Task goal
Of all the lines in the records, how many hold the word "사용자의"? Answer with the number only.
↓↓↓
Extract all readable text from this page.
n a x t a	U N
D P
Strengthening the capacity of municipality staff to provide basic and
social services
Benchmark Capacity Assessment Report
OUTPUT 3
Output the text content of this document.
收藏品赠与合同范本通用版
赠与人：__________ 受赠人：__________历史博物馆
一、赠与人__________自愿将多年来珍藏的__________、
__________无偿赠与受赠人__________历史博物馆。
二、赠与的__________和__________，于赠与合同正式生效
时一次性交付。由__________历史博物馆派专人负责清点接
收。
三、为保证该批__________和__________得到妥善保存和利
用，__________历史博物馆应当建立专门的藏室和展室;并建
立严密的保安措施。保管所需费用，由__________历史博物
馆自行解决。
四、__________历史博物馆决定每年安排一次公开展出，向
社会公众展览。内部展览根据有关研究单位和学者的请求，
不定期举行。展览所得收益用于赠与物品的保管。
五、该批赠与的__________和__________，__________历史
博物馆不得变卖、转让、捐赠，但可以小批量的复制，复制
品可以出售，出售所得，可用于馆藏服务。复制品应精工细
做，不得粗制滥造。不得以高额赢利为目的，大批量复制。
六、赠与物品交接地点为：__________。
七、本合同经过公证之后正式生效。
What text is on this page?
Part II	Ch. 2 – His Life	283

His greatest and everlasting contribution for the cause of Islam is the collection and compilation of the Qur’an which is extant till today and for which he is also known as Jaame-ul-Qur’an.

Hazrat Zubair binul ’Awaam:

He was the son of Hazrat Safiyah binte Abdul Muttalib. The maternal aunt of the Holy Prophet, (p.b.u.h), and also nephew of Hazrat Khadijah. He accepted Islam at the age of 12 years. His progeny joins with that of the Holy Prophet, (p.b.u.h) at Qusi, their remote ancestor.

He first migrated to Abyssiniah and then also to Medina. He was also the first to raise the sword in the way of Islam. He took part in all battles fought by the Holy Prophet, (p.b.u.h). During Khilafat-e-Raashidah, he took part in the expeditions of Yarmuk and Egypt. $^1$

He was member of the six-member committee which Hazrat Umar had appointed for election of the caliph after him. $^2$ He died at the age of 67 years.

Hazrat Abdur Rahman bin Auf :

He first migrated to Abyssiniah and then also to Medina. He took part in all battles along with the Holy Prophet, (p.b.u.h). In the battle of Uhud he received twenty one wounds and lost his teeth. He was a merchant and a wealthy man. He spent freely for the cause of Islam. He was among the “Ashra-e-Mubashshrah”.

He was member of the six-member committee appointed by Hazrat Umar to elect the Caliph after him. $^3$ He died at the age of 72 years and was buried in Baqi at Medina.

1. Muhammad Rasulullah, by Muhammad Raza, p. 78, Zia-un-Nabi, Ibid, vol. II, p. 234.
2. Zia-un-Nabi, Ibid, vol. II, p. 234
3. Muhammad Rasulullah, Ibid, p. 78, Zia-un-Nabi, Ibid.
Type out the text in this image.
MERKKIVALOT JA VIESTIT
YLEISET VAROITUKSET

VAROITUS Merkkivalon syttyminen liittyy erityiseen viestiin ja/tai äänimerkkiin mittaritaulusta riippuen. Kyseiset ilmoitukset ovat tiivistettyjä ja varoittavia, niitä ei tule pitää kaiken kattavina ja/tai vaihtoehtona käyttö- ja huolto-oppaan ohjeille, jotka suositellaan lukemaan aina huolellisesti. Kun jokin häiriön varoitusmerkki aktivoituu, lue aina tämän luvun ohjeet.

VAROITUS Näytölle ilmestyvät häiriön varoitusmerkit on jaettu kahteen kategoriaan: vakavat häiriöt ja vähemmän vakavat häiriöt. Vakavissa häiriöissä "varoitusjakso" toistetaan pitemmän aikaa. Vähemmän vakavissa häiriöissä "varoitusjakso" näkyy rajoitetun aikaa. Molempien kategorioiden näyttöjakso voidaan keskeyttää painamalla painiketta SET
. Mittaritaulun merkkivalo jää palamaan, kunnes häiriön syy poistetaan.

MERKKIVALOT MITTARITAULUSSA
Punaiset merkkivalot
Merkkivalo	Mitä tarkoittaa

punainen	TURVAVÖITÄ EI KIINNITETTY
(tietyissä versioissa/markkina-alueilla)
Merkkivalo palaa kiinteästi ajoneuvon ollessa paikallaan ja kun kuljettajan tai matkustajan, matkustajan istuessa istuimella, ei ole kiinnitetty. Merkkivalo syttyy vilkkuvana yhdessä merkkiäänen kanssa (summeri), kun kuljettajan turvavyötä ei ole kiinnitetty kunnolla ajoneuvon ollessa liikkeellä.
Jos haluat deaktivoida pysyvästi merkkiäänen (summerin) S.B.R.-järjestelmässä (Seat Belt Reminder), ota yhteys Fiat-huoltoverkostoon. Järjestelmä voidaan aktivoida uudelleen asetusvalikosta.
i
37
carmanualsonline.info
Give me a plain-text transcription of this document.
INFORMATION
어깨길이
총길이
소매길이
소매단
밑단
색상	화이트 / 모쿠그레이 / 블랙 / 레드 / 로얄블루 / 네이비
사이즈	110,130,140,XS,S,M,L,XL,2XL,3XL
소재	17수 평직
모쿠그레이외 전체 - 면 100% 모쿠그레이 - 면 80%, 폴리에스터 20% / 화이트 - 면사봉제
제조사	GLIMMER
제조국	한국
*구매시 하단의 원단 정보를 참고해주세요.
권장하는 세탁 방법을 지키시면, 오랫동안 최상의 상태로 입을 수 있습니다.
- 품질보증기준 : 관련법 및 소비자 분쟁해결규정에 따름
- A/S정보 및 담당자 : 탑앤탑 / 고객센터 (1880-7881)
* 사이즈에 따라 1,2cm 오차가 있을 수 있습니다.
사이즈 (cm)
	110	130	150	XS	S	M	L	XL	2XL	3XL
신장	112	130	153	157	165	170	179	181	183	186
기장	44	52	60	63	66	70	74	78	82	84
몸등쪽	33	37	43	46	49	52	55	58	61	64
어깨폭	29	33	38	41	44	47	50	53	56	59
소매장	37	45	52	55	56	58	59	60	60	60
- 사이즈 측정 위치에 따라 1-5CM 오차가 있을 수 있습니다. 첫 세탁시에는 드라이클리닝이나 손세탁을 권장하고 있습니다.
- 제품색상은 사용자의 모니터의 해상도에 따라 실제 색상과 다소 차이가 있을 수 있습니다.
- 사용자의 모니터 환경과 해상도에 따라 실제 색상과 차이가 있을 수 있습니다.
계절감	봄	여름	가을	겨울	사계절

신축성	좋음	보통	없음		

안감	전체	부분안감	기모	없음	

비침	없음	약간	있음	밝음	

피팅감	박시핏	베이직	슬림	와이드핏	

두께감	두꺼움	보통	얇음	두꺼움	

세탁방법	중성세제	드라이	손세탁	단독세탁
↑↑↑
Solution for this exercise
2